- [What you are asked to do]
Copy each line of the data below with the word "πέμψω".

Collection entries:
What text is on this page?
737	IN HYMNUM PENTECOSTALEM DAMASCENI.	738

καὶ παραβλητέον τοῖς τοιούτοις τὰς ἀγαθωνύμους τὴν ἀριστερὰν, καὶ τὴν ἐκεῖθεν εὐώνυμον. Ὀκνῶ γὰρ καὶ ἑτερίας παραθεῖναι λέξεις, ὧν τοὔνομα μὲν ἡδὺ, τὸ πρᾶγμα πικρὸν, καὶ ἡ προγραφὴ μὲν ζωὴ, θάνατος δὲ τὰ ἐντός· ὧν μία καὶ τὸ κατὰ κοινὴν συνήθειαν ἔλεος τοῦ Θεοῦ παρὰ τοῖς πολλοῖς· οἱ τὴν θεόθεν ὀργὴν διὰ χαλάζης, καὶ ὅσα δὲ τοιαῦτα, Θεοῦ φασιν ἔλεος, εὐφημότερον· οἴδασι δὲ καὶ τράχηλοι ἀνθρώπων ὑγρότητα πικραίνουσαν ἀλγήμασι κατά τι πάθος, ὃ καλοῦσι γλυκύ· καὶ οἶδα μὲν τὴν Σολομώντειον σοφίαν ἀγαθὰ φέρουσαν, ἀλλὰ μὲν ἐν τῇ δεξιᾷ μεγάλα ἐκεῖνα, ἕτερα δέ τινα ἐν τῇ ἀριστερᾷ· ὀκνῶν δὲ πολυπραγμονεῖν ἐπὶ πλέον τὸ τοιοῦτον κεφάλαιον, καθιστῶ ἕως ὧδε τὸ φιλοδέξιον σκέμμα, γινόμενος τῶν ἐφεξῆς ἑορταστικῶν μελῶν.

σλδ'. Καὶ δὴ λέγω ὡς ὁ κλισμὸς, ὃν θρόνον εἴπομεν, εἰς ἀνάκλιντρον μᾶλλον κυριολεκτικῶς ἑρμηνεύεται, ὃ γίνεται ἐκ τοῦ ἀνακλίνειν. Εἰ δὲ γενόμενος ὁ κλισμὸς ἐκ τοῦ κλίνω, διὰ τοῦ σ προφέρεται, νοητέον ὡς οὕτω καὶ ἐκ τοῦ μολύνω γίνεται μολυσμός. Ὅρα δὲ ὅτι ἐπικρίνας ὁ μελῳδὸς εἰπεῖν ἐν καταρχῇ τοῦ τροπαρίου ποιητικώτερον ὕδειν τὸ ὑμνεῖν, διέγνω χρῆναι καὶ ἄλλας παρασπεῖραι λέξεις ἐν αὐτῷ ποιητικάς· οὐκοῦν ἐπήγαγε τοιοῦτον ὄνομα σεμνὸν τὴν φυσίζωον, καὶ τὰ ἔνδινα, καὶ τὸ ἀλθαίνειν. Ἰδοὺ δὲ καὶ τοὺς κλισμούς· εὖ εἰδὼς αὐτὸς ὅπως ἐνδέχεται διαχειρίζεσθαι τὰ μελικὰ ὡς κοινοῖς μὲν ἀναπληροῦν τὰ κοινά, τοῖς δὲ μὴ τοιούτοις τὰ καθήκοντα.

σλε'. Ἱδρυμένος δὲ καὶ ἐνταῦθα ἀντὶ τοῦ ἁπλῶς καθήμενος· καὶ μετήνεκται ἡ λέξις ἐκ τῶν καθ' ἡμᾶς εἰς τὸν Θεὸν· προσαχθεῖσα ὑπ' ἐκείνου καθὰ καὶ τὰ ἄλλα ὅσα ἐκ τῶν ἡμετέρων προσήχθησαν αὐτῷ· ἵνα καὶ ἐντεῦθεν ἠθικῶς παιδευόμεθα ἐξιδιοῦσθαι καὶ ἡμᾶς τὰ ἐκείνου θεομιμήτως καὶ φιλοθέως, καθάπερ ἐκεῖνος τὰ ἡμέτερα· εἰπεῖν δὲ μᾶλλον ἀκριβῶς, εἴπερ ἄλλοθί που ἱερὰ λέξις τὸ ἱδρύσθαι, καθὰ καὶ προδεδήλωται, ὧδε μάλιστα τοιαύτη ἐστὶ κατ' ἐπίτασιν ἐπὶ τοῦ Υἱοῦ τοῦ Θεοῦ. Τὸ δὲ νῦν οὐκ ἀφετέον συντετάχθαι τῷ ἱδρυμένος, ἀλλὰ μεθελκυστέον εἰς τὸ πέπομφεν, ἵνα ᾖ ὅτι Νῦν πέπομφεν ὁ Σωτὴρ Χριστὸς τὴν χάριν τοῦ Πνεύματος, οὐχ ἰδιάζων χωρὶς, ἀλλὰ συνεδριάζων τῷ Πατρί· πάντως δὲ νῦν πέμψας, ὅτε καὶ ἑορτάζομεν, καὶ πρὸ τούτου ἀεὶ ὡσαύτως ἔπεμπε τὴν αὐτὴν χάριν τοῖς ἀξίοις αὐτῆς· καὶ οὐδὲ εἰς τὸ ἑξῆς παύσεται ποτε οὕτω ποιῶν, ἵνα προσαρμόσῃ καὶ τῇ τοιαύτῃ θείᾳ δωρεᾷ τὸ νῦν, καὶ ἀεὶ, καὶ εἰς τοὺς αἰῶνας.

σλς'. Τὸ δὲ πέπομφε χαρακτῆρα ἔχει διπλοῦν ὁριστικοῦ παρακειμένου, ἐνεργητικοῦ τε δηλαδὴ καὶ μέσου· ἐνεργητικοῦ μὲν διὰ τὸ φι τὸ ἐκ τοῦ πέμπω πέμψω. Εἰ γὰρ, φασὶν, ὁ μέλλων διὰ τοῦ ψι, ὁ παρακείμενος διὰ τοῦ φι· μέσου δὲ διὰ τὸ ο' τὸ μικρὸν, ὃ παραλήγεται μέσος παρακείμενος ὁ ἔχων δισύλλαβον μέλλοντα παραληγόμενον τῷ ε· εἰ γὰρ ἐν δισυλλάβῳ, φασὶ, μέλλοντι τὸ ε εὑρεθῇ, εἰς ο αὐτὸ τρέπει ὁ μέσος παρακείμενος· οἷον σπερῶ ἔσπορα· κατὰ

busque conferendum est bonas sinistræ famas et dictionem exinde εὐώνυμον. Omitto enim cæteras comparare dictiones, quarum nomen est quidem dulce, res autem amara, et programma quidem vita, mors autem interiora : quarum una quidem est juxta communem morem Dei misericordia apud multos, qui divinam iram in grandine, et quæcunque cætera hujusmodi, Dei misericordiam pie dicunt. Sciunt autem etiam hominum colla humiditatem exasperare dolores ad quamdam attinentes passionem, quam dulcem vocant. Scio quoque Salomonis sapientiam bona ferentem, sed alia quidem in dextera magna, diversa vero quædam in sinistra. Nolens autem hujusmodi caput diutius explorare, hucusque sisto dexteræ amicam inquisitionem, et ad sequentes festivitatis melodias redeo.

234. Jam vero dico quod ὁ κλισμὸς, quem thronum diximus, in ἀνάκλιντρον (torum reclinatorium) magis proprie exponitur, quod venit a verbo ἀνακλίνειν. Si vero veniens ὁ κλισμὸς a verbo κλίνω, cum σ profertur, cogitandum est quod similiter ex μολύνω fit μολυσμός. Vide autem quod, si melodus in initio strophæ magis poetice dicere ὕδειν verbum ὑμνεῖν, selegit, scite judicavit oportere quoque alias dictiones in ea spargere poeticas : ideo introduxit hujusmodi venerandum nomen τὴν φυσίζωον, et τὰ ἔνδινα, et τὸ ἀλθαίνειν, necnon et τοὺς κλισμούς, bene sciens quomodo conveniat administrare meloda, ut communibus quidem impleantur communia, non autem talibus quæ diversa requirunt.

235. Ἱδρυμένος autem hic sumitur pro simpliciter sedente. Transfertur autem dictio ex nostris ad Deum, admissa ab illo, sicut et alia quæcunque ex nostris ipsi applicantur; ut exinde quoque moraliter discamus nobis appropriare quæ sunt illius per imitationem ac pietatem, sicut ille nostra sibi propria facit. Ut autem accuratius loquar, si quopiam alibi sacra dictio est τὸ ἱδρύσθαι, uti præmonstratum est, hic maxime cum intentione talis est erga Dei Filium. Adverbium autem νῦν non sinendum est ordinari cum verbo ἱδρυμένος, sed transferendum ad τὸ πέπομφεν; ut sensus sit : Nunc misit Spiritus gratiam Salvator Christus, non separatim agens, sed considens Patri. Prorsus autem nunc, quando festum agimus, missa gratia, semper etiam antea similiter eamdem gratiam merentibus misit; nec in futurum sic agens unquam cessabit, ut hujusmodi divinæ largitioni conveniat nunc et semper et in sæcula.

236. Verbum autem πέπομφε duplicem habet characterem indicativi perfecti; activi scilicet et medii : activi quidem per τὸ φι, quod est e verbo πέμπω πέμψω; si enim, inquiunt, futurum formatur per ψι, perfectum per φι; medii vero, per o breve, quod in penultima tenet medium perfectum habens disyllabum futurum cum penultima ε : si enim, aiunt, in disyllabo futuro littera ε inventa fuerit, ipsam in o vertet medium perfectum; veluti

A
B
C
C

- [Solution for this task]
σλς'. Τὸ δὲ πέπομφε χαρακτῆρα ἔχει διπλοῦν ὁριστικοῦ παρακειμένου, ἐνεργητικοῦ τε δηλαδὴ καὶ μέσου· ἐνεργητικοῦ μὲν διὰ τὸ φι τὸ ἐκ τοῦ πέμπω πέμψω. Εἰ γὰρ, φασὶν, ὁ μέλλων διὰ τοῦ ψι, ὁ παρακείμενος διὰ τοῦ φι· μέσου δὲ διὰ τὸ ο' τὸ μικρὸν, ὃ παραλήγεται μέσος παρακείμενος ὁ ἔχων δισύλλαβον μέλλοντα παραληγόμενον τῷ ε· εἰ γὰρ ἐν δισυλλάβῳ, φασὶ, μέλλοντι τὸ ε εὑρεθῇ, εἰς ο αὐτὸ τρέπει ὁ μέσος παρακείμενος· οἷον σπερῶ ἔσπορα· κατὰ
236. Verbum autem πέπομφε duplicem habet characterem indicativi perfecti; activi scilicet et medii : activi quidem per τὸ φι, quod est e verbo πέμπω πέμψω; si enim, inquiunt, futurum formatur per ψι, perfectum per φι; medii vero, per o breve, quod in penultima tenet medium perfectum habens disyllabum futurum cum penultima ε : si enim, aiunt, in disyllabo futuro littera ε inventa fuerit, ipsam in o vertet medium perfectum; veluti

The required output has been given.